SHORT EXERCISE. Copy the entries word for word from the line containing "Itemize the components" through the line containing "map-place-8: नागापूर bbox=[97, 597, 116, 604]", both lines included. Leave out any pictures.

SOURCE DATA.
□ □ □ □ □
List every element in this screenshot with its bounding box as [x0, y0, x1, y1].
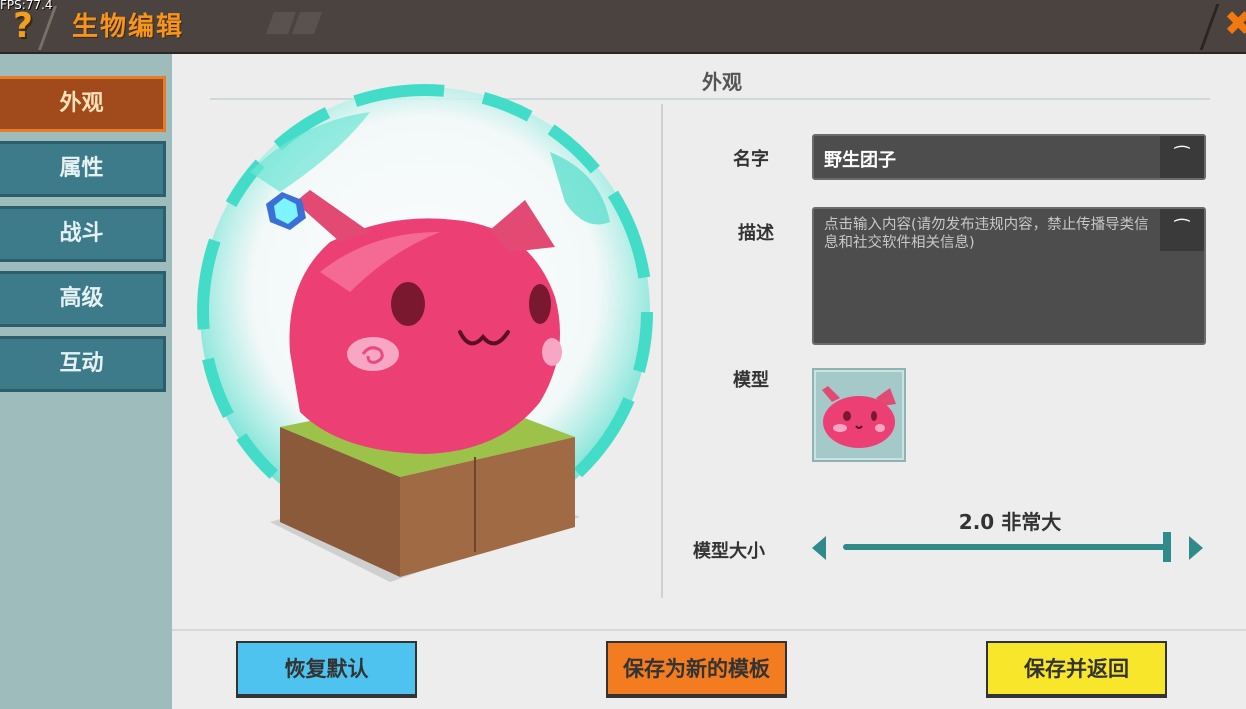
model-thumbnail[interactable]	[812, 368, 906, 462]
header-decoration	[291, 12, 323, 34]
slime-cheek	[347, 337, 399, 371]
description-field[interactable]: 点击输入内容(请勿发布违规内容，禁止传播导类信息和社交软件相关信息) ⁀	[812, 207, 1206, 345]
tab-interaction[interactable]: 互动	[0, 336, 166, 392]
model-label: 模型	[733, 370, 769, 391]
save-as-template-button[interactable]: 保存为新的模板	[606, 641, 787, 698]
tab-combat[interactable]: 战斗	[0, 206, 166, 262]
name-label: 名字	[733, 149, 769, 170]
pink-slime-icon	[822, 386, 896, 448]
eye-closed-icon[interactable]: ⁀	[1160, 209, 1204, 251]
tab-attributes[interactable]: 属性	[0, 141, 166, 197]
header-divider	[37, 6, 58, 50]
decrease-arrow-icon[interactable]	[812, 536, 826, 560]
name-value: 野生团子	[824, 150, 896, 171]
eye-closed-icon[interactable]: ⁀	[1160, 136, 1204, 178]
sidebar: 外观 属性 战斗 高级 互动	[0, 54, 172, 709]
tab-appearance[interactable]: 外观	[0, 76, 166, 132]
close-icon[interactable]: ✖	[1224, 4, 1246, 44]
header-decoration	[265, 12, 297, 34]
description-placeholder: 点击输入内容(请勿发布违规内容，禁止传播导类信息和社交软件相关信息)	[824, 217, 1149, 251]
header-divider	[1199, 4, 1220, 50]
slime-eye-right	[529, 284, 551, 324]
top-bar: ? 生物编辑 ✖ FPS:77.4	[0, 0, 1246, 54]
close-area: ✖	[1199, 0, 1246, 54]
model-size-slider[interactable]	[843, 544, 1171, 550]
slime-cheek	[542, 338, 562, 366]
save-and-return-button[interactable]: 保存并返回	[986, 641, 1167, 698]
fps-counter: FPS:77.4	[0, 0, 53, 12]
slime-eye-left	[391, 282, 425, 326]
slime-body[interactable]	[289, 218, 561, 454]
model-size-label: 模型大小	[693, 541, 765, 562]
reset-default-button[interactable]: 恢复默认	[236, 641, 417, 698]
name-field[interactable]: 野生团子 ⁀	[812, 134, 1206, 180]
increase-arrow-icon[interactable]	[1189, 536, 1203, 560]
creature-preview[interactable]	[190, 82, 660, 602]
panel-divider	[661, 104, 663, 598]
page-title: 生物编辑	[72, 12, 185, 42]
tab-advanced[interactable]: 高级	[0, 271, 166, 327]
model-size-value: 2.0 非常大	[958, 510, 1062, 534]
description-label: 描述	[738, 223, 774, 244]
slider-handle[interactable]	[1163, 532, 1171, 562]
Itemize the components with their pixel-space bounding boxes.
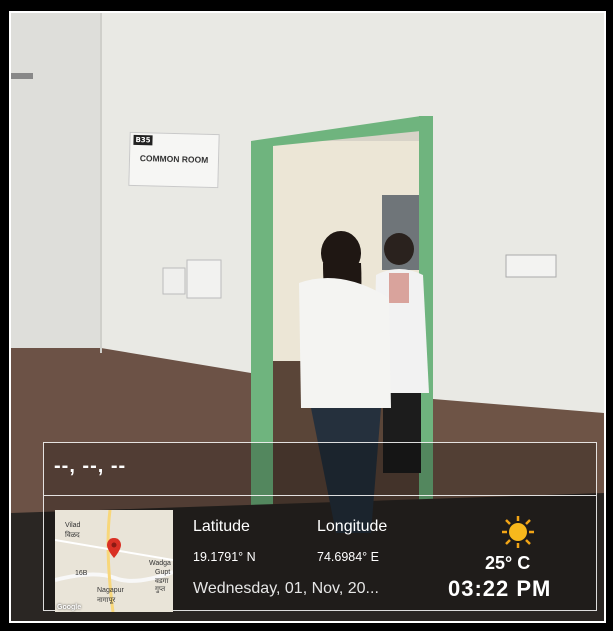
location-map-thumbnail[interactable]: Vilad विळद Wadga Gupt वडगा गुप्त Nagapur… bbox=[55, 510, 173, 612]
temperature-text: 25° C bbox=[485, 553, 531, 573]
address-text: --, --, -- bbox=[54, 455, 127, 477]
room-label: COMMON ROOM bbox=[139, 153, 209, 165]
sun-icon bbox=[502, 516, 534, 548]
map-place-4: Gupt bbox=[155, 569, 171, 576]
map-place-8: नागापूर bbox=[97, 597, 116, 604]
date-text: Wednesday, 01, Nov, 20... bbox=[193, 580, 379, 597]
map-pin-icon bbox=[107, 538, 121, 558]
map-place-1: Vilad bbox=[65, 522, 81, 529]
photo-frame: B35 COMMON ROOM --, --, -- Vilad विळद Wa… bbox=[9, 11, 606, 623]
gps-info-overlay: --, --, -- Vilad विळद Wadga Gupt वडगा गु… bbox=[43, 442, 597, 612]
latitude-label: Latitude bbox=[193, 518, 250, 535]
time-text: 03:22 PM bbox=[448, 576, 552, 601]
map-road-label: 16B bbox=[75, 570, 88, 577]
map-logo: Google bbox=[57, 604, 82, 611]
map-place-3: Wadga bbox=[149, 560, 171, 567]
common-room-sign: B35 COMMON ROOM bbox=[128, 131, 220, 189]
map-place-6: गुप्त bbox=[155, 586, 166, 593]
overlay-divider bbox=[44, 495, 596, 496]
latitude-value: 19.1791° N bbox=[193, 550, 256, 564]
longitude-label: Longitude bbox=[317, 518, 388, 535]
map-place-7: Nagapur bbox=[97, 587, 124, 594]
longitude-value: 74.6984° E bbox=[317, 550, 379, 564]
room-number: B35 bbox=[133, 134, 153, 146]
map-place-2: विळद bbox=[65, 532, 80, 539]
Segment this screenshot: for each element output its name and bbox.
□ □ □ □ □
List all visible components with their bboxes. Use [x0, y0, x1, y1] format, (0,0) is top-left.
□ □ □ □ □
RESULT.
Itemize the components with their pixel-space bounding boxes.
location-map-thumbnail[interactable]: Vilad विळद Wadga Gupt वडगा गुप्त Nagapur… bbox=[55, 510, 173, 612]
temperature-text: 25° C bbox=[485, 553, 531, 573]
address-text: --, --, -- bbox=[54, 455, 127, 477]
room-label: COMMON ROOM bbox=[139, 153, 209, 165]
sun-icon bbox=[502, 516, 534, 548]
map-place-4: Gupt bbox=[155, 569, 171, 576]
map-place-8: नागापूर bbox=[97, 597, 116, 604]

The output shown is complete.